_Selected passage_
+ + +
At IBM, work is more than a job – it’s a calling: To build. To design. To code. To consult. To think along with clients and sell. To make markets. To invent. To collaborate. Not just to do something better, but to attempt things you’ve never thought possible. Are you ready to lead in this new era of technology and solve some of the world’s most challenging problems? If so, lets talk.
Your Role and Responsibilities
The developer and Site Reliability Engineer (SRE) teams both care about reliability, availability, performance, scalability, efficiency, and feature and launch velocity. However, SRE’s operate under different incentives, mainly favoring service long-term viability over new feature launches. SRE’s are responsible for ensuring services are resilient, responsive and have an up time appropriate to customer’s needs whilst controlling capacity and performance. Additionally, improving these services in a highly dynamic environment.
In summary, SRE is an engineering discipline that combines software, infrastructure and systems engineering to build and run large-scale, massively distributed, fault-tolerant systems. Day-to-day, SRE’s use automation to limit time spent on operational work and proactively identify potential risk factors and convert them into actionable improvements.
Required Technical and Professional Expertise
Experience automating problems or tasks to reduce toil (Powershell, shell, python etc.)
Knowledge of building and using observability, defining metrics or measures and dashboards, use of observability tools (Sysdig, Kibana, Prometheus, Grafana, Zabbix)
Experience with a logging and analytics framework (Splunk, LogDNA, or ELK stack)
System design knowledge (cloud-native architectures, best practices for availability and resiliency, practices and methods for problem isolation)
Experience with pipeline tools for deploying and managing applications (Travis, Jenkins)
Confident with infrastructure-as-code tools (Ansible, Terraform, Blueprints)
Confident with source control (Github, perforce)
Experience with cloud services and platforms (IBM Cloud, AWS, GCP, MS Azure)
General Linux knowledge
Network and security knowledge
Happy working using Agile practices, and JIRA
+ + +
_Input_
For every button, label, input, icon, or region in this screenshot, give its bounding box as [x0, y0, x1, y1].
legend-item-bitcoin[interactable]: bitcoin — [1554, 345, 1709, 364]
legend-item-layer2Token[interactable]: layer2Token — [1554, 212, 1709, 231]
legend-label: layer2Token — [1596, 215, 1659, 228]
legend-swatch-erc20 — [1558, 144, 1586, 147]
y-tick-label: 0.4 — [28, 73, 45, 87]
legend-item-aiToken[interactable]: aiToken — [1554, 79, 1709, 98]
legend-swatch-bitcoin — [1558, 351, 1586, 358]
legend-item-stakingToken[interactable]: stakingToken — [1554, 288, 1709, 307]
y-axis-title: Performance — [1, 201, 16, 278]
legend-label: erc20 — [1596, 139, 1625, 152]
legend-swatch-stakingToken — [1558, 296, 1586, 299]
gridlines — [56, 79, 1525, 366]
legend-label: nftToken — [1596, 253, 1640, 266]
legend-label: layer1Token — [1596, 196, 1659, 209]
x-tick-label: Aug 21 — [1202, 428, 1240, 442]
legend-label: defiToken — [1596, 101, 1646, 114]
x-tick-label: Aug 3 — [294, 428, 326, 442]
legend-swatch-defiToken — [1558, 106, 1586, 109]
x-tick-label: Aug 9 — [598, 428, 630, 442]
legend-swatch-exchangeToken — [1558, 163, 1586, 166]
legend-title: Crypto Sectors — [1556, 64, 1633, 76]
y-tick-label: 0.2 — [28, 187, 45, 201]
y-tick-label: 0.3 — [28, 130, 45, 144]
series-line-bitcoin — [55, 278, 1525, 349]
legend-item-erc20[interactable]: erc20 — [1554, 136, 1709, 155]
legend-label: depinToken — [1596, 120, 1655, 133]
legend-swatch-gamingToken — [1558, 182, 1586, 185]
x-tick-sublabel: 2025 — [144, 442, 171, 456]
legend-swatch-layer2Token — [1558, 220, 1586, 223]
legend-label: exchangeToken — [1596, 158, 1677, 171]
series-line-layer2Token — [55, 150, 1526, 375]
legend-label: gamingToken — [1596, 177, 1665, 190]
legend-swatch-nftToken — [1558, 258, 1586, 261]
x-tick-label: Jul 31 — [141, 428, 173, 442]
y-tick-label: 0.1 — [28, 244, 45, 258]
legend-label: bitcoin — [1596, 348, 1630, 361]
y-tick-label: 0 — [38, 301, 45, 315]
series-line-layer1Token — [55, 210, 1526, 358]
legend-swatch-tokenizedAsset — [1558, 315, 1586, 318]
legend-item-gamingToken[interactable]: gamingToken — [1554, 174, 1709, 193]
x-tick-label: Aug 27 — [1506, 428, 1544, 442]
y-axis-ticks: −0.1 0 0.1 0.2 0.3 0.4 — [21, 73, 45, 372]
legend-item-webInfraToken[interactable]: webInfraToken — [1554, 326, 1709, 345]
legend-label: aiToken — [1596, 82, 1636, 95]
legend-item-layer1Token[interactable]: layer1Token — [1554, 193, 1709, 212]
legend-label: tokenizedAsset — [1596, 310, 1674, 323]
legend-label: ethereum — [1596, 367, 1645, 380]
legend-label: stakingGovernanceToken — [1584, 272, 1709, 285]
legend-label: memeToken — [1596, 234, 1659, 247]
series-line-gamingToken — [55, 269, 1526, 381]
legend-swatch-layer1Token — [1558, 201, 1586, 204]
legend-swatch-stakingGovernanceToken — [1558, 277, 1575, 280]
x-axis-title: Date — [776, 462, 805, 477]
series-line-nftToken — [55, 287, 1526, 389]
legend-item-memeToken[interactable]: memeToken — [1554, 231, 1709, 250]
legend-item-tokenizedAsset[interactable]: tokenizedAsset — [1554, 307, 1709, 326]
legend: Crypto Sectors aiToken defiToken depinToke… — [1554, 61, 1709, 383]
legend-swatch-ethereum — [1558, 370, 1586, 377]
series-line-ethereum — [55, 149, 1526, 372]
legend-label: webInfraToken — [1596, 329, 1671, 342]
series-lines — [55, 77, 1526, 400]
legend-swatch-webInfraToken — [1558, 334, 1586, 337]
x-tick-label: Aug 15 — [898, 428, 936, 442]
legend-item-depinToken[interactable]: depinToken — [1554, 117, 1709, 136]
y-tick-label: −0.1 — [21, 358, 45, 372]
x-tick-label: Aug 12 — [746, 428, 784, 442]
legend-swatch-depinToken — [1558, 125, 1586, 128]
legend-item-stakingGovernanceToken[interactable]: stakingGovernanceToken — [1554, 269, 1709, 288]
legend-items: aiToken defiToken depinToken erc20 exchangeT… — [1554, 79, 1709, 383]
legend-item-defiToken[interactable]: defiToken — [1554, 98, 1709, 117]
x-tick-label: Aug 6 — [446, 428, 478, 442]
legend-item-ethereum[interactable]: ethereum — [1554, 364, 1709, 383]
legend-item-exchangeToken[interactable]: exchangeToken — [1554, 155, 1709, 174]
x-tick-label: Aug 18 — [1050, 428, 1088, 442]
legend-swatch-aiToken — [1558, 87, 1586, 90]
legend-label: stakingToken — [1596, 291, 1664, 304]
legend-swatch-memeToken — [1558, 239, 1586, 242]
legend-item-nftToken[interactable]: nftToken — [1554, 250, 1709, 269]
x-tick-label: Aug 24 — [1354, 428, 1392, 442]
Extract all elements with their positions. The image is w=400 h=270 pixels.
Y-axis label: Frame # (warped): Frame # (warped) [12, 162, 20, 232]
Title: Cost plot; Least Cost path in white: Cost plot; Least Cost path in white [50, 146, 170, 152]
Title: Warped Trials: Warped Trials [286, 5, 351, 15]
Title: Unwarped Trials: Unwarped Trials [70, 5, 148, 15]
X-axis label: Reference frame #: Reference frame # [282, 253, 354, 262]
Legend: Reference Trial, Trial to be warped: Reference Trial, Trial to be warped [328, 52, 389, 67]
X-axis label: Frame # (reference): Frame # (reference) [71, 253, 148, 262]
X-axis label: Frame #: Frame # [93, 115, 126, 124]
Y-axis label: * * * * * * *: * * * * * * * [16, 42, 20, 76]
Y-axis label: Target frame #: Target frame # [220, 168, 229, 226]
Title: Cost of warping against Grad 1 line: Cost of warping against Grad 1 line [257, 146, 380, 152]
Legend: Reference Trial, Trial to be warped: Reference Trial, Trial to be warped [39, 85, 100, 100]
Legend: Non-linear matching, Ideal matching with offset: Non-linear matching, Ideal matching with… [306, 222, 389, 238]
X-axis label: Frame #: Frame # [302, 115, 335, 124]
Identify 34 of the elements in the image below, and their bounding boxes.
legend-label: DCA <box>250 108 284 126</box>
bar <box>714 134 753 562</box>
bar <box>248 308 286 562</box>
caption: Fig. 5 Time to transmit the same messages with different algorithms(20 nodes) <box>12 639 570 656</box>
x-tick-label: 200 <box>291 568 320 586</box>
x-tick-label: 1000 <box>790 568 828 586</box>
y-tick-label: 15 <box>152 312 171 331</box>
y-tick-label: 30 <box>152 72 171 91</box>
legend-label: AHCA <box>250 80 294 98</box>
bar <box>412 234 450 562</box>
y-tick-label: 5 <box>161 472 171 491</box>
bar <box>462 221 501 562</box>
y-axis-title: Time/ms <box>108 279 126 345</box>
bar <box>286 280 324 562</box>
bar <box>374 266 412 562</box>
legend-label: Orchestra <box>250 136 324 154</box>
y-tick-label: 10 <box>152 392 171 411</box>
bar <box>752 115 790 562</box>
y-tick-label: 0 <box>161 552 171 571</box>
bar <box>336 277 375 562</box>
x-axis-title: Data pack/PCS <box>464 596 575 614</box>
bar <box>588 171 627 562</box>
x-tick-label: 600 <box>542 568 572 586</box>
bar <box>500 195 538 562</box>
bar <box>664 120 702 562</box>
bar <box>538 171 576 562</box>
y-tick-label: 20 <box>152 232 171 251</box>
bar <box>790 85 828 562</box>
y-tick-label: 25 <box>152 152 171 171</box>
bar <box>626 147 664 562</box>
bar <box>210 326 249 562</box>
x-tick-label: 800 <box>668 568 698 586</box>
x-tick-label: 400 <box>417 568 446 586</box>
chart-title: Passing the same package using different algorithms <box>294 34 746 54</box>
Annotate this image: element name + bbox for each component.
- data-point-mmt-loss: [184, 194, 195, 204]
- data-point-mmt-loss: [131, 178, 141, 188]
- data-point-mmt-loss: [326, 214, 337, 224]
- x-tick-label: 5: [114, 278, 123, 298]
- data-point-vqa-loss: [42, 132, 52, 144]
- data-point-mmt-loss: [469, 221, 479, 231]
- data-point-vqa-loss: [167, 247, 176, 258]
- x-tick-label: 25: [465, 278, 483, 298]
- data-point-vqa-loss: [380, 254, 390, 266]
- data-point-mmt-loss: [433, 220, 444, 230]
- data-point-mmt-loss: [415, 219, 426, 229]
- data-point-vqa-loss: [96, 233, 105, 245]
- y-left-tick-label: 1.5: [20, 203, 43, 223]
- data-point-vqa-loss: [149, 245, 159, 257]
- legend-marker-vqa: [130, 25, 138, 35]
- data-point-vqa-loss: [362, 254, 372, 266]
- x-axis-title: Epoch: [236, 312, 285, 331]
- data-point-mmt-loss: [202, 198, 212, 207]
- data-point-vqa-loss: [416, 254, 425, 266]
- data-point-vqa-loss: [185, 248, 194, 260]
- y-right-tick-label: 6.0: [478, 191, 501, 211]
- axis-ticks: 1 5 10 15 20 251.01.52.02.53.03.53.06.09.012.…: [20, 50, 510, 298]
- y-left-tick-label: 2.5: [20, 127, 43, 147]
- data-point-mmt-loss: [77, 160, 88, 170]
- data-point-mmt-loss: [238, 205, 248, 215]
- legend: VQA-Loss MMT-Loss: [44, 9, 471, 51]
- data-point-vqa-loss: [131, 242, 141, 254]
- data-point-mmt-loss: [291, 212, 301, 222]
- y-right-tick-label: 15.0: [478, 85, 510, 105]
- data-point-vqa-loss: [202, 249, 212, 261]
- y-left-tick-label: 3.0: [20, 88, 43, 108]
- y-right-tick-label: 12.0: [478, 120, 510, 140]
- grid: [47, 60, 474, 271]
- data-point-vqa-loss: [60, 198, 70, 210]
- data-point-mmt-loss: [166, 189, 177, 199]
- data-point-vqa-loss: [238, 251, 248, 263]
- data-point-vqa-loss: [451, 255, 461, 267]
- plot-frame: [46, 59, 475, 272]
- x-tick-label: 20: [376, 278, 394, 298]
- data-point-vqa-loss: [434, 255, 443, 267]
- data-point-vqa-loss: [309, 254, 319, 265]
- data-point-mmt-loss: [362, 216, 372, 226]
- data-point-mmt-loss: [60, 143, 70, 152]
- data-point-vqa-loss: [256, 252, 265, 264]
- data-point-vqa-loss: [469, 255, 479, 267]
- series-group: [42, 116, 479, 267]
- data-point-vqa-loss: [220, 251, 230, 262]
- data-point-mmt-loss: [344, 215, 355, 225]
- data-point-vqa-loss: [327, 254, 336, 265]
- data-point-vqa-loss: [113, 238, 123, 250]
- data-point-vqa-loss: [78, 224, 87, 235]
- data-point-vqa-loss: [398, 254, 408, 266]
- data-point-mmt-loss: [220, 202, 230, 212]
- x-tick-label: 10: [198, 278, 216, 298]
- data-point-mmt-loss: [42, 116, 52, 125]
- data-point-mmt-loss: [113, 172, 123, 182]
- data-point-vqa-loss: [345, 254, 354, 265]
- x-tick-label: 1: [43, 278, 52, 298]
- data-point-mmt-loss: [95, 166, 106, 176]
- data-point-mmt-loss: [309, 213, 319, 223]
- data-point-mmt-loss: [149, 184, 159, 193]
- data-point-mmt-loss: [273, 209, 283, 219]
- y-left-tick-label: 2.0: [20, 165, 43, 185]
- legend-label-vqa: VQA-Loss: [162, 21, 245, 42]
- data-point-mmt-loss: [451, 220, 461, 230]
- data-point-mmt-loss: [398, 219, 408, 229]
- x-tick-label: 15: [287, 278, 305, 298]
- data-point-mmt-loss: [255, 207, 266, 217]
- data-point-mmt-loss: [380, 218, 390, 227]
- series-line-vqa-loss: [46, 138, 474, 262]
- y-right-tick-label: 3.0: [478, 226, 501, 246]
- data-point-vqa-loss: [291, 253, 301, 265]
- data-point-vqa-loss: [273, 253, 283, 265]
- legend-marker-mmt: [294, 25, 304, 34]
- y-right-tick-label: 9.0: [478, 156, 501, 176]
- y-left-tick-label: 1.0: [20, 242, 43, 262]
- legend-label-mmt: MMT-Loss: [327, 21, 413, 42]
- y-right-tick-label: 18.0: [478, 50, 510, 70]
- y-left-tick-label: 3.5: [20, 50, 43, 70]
+ + +
_Complete the following_
A. Copy a passage from the site reliability engineer job description word for word, starting at the words "Experience with a" and ending after the words "GCP, MS Azure)".
B. Give again, exactly as they stand, the lines of the records from the first line through the line that contains "legend-swatch-tokenizedAsset — [1558, 315, 1586, 318]", including both of those lines.

_Problem solutions_
A.
Experience with a logging and analytics framework (Splunk, LogDNA, or ELK stack)
System design knowledge (cloud-native architectures, best practices for availability and resiliency, practices and methods for problem isolation)
Experience with pipeline tools for deploying and managing applications (Travis, Jenkins)
Confident with infrastructure-as-code tools (Ansible, Terraform, Blueprints)
Confident with source control (Github, perforce)
Experience with cloud services and platforms (IBM Cloud, AWS, GCP, MS Azure)

B.
For every button, label, input, icon, or region in this screenshot, give its bounding box as [x0, y0, x1, y1].
legend-item-bitcoin[interactable]: bitcoin — [1554, 345, 1709, 364]
legend-item-layer2Token[interactable]: layer2Token — [1554, 212, 1709, 231]
legend-label: layer2Token — [1596, 215, 1659, 228]
legend-swatch-erc20 — [1558, 144, 1586, 147]
y-tick-label: 0.4 — [28, 73, 45, 87]
legend-item-aiToken[interactable]: aiToken — [1554, 79, 1709, 98]
legend-swatch-bitcoin — [1558, 351, 1586, 358]
legend-item-stakingToken[interactable]: stakingToken — [1554, 288, 1709, 307]
y-axis-title: Performance — [1, 201, 16, 278]
legend-label: erc20 — [1596, 139, 1625, 152]
legend-swatch-stakingToken — [1558, 296, 1586, 299]
gridlines — [56, 79, 1525, 366]
legend-label: nftToken — [1596, 253, 1640, 266]
legend-label: layer1Token — [1596, 196, 1659, 209]
x-tick-label: Aug 21 — [1202, 428, 1240, 442]
legend-label: defiToken — [1596, 101, 1646, 114]
x-tick-label: Aug 3 — [294, 428, 326, 442]
legend-swatch-defiToken — [1558, 106, 1586, 109]
x-tick-label: Aug 9 — [598, 428, 630, 442]
legend-swatch-exchangeToken — [1558, 163, 1586, 166]
legend-title: Crypto Sectors — [1556, 64, 1633, 76]
y-tick-label: 0.2 — [28, 187, 45, 201]
y-tick-label: 0.3 — [28, 130, 45, 144]
series-line-bitcoin — [55, 278, 1525, 349]
legend-item-erc20[interactable]: erc20 — [1554, 136, 1709, 155]
legend-label: depinToken — [1596, 120, 1655, 133]
legend-swatch-gamingToken — [1558, 182, 1586, 185]
x-tick-sublabel: 2025 — [144, 442, 171, 456]
legend-swatch-layer2Token — [1558, 220, 1586, 223]
legend-label: exchangeToken — [1596, 158, 1677, 171]
series-line-layer2Token — [55, 150, 1526, 375]
legend-label: gamingToken — [1596, 177, 1665, 190]
legend-swatch-nftToken — [1558, 258, 1586, 261]
x-tick-label: Jul 31 — [141, 428, 173, 442]
y-tick-label: 0.1 — [28, 244, 45, 258]
legend-label: bitcoin — [1596, 348, 1630, 361]
y-tick-label: 0 — [38, 301, 45, 315]
series-line-layer1Token — [55, 210, 1526, 358]
legend-swatch-tokenizedAsset — [1558, 315, 1586, 318]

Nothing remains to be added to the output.